PROVIDED INFORMATION ▸
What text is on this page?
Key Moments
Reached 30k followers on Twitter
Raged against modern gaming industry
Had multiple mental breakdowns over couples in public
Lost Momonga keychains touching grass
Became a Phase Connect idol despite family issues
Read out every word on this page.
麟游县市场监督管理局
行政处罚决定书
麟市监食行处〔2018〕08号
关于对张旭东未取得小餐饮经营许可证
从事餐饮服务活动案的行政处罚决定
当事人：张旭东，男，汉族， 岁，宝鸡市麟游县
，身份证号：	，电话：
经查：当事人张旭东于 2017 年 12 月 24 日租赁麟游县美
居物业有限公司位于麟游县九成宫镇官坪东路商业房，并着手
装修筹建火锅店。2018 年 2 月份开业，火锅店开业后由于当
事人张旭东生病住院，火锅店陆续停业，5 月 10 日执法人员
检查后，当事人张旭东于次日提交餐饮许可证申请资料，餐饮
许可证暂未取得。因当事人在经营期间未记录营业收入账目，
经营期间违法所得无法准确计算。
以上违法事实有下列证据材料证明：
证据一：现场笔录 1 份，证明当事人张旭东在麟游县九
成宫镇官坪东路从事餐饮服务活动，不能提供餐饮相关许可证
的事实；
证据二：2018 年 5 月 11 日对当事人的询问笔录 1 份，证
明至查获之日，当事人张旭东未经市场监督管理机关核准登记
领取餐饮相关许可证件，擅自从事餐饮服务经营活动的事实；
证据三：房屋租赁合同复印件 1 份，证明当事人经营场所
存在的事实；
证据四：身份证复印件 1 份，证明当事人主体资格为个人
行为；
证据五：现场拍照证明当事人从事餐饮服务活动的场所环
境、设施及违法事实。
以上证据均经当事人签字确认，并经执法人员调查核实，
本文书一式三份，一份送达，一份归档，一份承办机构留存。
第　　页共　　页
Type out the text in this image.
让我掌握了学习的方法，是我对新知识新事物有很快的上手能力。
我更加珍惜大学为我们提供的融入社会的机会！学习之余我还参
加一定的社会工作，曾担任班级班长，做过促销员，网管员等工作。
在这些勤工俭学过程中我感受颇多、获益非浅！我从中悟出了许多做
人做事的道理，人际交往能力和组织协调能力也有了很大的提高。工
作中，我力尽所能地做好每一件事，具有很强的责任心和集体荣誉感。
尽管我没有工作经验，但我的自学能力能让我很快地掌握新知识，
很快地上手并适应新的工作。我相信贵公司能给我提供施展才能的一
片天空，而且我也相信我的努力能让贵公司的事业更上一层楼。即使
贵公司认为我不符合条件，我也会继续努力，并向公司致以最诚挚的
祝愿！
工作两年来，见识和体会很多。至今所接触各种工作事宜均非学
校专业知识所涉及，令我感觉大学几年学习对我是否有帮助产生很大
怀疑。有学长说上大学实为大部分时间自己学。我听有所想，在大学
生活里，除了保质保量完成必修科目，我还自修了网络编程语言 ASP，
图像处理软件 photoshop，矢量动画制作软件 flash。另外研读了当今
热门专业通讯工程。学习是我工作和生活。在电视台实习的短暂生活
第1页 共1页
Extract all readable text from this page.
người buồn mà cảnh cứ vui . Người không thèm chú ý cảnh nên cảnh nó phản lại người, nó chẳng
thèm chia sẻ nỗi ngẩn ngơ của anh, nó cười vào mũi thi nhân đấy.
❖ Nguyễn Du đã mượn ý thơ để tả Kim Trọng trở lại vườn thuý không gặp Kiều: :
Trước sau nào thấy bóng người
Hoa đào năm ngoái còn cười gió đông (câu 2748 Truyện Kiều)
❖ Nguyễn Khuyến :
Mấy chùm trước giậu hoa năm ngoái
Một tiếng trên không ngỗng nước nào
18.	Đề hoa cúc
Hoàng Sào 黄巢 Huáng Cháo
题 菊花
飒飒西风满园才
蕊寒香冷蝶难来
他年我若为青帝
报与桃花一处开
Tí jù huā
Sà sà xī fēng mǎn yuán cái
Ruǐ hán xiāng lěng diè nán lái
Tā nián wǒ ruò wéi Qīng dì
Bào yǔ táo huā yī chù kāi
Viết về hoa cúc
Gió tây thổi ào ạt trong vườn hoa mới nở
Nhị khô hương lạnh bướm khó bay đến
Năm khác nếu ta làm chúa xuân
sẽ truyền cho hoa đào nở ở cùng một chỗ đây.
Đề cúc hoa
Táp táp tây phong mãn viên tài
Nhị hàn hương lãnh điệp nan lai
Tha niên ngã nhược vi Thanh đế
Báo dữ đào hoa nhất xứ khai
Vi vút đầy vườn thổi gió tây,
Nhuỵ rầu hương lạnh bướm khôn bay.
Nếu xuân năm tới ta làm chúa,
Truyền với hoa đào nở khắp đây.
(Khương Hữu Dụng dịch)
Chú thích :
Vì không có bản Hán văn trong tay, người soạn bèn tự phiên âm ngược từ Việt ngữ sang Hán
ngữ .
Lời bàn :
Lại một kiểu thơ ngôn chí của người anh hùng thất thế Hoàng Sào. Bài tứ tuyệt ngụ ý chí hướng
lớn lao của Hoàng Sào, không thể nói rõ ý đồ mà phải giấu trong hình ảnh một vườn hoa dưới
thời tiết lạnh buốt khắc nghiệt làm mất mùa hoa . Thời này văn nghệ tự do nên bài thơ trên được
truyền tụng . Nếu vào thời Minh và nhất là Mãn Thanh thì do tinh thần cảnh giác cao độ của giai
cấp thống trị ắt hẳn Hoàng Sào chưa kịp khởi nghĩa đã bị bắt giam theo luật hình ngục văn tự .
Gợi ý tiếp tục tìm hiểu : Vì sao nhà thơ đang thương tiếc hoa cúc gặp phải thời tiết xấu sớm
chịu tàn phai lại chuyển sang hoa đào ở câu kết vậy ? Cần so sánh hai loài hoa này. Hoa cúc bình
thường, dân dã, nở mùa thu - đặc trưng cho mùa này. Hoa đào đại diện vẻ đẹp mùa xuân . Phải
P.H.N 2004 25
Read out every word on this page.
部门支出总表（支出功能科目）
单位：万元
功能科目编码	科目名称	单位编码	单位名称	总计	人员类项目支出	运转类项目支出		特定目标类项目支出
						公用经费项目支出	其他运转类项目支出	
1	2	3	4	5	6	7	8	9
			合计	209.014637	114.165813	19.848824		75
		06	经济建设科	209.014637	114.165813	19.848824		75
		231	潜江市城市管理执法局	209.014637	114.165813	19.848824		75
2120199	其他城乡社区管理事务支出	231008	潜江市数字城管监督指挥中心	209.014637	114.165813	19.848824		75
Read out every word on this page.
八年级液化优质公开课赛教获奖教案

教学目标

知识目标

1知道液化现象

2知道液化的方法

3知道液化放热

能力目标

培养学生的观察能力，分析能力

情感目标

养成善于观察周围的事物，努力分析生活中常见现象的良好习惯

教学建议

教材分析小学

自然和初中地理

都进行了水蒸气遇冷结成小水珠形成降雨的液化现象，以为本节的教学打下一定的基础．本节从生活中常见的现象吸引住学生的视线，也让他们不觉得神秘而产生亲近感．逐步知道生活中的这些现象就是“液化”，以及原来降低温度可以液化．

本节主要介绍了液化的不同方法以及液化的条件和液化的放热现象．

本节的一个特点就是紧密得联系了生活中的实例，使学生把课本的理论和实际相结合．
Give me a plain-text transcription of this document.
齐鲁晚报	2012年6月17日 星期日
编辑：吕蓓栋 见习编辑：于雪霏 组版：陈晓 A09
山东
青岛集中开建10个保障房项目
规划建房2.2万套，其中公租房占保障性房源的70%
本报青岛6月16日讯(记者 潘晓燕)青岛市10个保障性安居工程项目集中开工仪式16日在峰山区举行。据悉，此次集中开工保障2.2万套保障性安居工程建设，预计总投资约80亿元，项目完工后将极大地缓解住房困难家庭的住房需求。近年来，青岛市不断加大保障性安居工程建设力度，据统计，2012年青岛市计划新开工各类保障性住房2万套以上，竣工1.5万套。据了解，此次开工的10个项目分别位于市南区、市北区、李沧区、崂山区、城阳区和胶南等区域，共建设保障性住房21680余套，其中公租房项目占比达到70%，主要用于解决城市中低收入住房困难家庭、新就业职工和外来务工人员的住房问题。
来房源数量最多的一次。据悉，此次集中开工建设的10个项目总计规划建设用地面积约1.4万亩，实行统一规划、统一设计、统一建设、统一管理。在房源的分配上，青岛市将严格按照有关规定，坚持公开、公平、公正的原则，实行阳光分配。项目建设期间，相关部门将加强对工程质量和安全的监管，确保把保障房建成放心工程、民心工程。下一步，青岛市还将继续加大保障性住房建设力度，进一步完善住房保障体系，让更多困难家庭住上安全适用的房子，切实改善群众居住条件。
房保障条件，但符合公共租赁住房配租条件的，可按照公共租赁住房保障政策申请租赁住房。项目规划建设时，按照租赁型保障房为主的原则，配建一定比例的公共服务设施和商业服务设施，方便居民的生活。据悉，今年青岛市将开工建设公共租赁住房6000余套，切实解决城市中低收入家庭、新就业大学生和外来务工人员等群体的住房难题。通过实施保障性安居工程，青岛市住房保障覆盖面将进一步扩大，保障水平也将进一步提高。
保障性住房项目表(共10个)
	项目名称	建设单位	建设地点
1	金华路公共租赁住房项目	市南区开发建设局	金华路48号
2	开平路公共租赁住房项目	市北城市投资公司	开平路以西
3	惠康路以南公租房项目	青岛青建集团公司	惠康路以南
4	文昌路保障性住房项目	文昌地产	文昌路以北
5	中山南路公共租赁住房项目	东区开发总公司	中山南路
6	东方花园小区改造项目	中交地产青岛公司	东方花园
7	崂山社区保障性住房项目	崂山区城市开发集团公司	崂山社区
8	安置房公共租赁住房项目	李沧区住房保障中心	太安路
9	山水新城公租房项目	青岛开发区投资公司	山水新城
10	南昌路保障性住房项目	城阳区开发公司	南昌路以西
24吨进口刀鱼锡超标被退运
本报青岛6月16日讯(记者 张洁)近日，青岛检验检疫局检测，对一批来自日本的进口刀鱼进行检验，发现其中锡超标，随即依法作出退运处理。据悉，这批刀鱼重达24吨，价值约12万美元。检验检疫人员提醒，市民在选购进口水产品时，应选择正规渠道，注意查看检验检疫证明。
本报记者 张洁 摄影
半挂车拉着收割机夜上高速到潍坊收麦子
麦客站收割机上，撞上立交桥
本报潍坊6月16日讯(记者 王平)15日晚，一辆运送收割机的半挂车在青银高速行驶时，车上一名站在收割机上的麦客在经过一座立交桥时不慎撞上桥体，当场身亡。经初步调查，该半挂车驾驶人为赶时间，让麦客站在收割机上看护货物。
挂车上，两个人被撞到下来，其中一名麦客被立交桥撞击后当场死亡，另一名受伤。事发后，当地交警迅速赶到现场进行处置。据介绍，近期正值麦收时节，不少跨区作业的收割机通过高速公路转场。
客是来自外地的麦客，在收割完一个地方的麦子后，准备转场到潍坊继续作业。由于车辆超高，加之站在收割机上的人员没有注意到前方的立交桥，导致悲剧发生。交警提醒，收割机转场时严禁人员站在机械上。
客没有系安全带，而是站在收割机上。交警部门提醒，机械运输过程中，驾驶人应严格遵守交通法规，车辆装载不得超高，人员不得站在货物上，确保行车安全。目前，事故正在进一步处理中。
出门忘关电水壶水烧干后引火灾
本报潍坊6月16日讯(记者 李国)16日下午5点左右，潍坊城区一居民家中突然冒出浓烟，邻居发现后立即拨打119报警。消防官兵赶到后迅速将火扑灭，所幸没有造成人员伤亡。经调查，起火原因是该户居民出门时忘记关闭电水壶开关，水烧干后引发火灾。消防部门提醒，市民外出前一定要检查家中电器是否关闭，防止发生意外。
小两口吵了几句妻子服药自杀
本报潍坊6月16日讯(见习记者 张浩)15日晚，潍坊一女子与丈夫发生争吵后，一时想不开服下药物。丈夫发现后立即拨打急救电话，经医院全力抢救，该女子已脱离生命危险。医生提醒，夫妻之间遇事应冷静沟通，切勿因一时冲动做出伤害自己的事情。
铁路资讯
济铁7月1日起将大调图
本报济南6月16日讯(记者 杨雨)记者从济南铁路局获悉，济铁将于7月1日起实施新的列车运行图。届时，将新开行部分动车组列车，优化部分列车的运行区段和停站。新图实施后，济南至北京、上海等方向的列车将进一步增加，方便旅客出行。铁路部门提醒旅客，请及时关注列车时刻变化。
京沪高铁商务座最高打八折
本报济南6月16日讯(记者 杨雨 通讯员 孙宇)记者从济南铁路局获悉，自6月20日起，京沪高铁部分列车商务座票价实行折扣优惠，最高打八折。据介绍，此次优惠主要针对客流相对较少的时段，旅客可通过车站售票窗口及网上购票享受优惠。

WHAT TO DO ▸
Find every line with the word "Thanh" and state how many there are, with no other words.

SOLUTION FOR THIS TASK ▸
2